_Exercise_:
In the entries below, substitute "mute-indicator-icon" for "mic-muted-icon" and rewrite only the lines from the one containing "mic-muted-icon[interactable] — [454, 858, 490, 894]" up to and including the one containing "home-icon[interactable] — [278, 1235, 298, 1255]", leaving everything else unchanged.

(Box coordinate listings)

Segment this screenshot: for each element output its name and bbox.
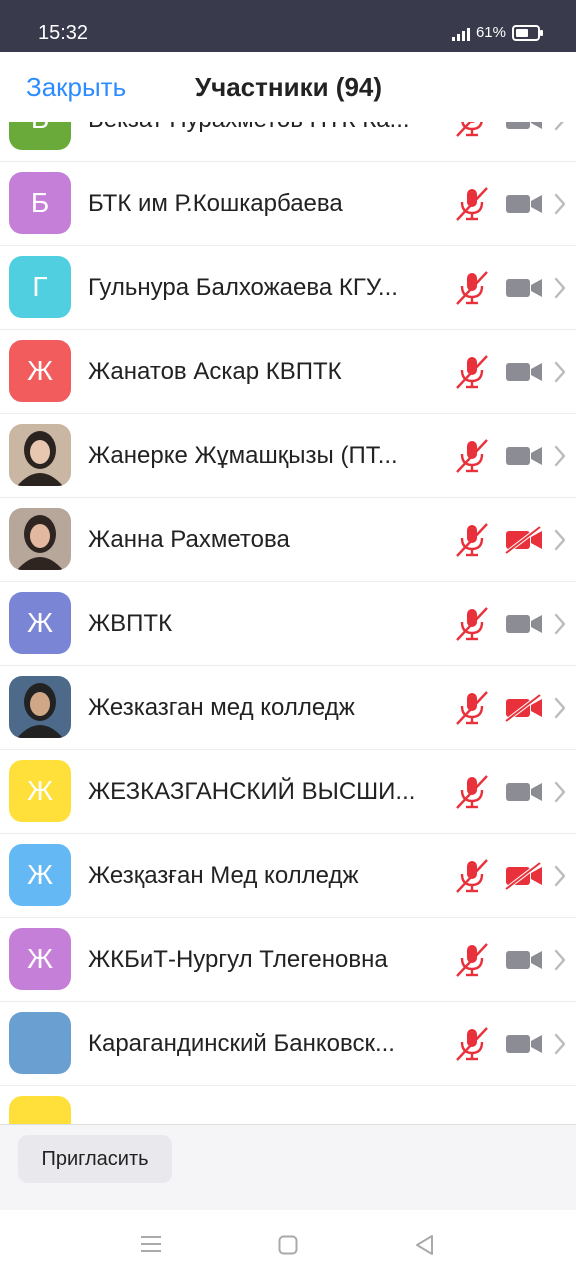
mic-muted-icon[interactable] — [454, 858, 490, 894]
participant-row[interactable]: Б Бекзат Нурахметов ПТК Ка... — [0, 122, 576, 162]
chevron-right-icon[interactable] — [553, 1032, 567, 1056]
invite-button[interactable]: Пригласить — [18, 1135, 172, 1183]
back-icon[interactable] — [414, 1234, 434, 1256]
mic-muted-icon[interactable] — [454, 606, 490, 642]
video-disabled-icon[interactable] — [504, 861, 544, 891]
mic-muted-icon[interactable] — [454, 354, 490, 390]
avatar: Ж — [9, 592, 71, 654]
participant-name: БТК им Р.Кошкарбаева — [88, 190, 343, 217]
chevron-right-icon[interactable] — [553, 360, 567, 384]
home-icon[interactable] — [278, 1235, 298, 1255]
avatar: Г — [9, 256, 71, 318]
participant-row[interactable] — [0, 1086, 576, 1124]
avatar: Ж — [9, 760, 71, 822]
status-indicators: 61% — [451, 24, 543, 41]
chevron-right-icon[interactable] — [553, 948, 567, 972]
chevron-right-icon[interactable] — [553, 444, 567, 468]
battery-percent: 61% — [475, 24, 506, 41]
participant-row[interactable]: Ж ЖЕЗКАЗГАНСКИЙ ВЫСШИ... — [0, 750, 576, 834]
video-off-icon[interactable] — [504, 442, 544, 470]
participant-list-content: Б Бекзат Нурахметов ПТК Ка... Б БТК им Р.Ко… — [0, 122, 576, 1124]
mic-muted-icon[interactable] — [454, 270, 490, 306]
avatar: Б — [9, 122, 71, 150]
participant-name: Гульнура Балхожаева КГУ... — [88, 274, 398, 301]
participant-row[interactable]: Ж Жанатов Аскар КВПТК — [0, 330, 576, 414]
mic-muted-icon[interactable] — [454, 1026, 490, 1062]
mic-muted-icon[interactable] — [454, 522, 490, 558]
video-disabled-icon[interactable] — [504, 693, 544, 723]
menu-icon[interactable] — [140, 1235, 162, 1253]
avatar — [9, 1012, 71, 1074]
mic-muted-icon[interactable] — [454, 690, 490, 726]
avatar: Ж — [9, 340, 71, 402]
avatar — [9, 508, 71, 570]
battery-icon — [512, 24, 543, 41]
footer: Пригласить — [0, 1124, 576, 1211]
participant-list[interactable]: Б Бекзат Нурахметов ПТК Ка... Б БТК им Р.Ко… — [0, 122, 576, 1124]
page-title: Участники (94) — [194, 72, 383, 102]
video-off-icon[interactable] — [504, 122, 544, 134]
video-off-icon[interactable] — [504, 778, 544, 806]
chevron-right-icon[interactable] — [553, 122, 567, 132]
chevron-right-icon[interactable] — [553, 780, 567, 804]
video-off-icon[interactable] — [504, 274, 544, 302]
chevron-right-icon[interactable] — [553, 612, 567, 636]
avatar — [9, 424, 71, 486]
participant-row[interactable]: Б БТК им Р.Кошкарбаева — [0, 162, 576, 246]
participant-name: Жанерке Жұмашқызы (ПТ... — [88, 442, 398, 469]
signal-icon — [451, 25, 470, 41]
header: Закрыть Участники (94) — [0, 52, 576, 122]
participant-name: Жезқазған Мед колледж — [88, 862, 359, 889]
participant-name: Жанна Рахметова — [88, 526, 290, 553]
chevron-right-icon[interactable] — [553, 696, 567, 720]
participant-name: ЖВПТК — [88, 610, 173, 637]
participant-name: ЖКБиТ-Нургул Тлегеновна — [88, 946, 388, 973]
video-off-icon[interactable] — [504, 358, 544, 386]
participant-name: Карагандинский Банковск... — [88, 1030, 395, 1057]
participant-name: Бекзат Нурахметов ПТК Ка... — [88, 122, 433, 162]
participant-name: ЖЕЗКАЗГАНСКИЙ ВЫСШИ... — [88, 778, 416, 805]
participant-name: Жезказган мед колледж — [88, 694, 355, 721]
mic-muted-icon[interactable] — [454, 186, 490, 222]
mic-muted-icon[interactable] — [454, 774, 490, 810]
participant-row[interactable]: Г Гульнура Балхожаева КГУ... — [0, 246, 576, 330]
status-time: 15:32 — [38, 22, 89, 44]
chevron-right-icon[interactable] — [553, 528, 567, 552]
mic-muted-icon[interactable] — [454, 122, 490, 138]
participant-name: Жанатов Аскар КВПТК — [88, 358, 342, 385]
avatar: Ж — [9, 844, 71, 906]
chevron-right-icon[interactable] — [553, 192, 567, 216]
participant-row[interactable]: Ж ЖВПТК — [0, 582, 576, 666]
video-off-icon[interactable] — [504, 190, 544, 218]
mic-muted-icon[interactable] — [454, 942, 490, 978]
system-nav-bar — [0, 1210, 576, 1280]
video-off-icon[interactable] — [504, 1030, 544, 1058]
video-disabled-icon[interactable] — [504, 525, 544, 555]
chevron-right-icon[interactable] — [553, 276, 567, 300]
participant-row[interactable]: Ж ЖКБиТ-Нургул Тлегеновна — [0, 918, 576, 1002]
participant-row[interactable]: Карагандинский Банковск... — [0, 1002, 576, 1086]
avatar: Ж — [9, 928, 71, 990]
participant-row[interactable]: Жезказган мед колледж — [0, 666, 576, 750]
avatar — [9, 1096, 71, 1124]
status-bar: 15:32 61% — [0, 0, 576, 52]
chevron-right-icon[interactable] — [553, 864, 567, 888]
mic-muted-icon[interactable] — [454, 438, 490, 474]
video-off-icon[interactable] — [504, 610, 544, 638]
participant-row[interactable]: Ж Жезқазған Мед колледж — [0, 834, 576, 918]
participant-row[interactable]: Жанерке Жұмашқызы (ПТ... — [0, 414, 576, 498]
video-off-icon[interactable] — [504, 946, 544, 974]
participant-row[interactable]: Жанна Рахметова — [0, 498, 576, 582]
avatar: Б — [9, 172, 71, 234]
avatar — [9, 676, 71, 738]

_Answer to this exercise_:
mute-indicator-icon[interactable] — [454, 858, 490, 894]
participant-row[interactable]: Б Бекзат Нурахметов ПТК Ка... — [0, 122, 576, 162]
chevron-right-icon[interactable] — [553, 1032, 567, 1056]
invite-button[interactable]: Пригласить — [18, 1135, 172, 1183]
back-icon[interactable] — [414, 1234, 434, 1256]
mute-indicator-icon[interactable] — [454, 606, 490, 642]
video-disabled-icon[interactable] — [504, 861, 544, 891]
mute-indicator-icon[interactable] — [454, 354, 490, 390]
avatar: Ж — [9, 592, 71, 654]
participant-name: БТК им Р.Кошкарбаева — [88, 190, 343, 217]
chevron-right-icon[interactable] — [553, 360, 567, 384]
home-icon[interactable] — [278, 1235, 298, 1255]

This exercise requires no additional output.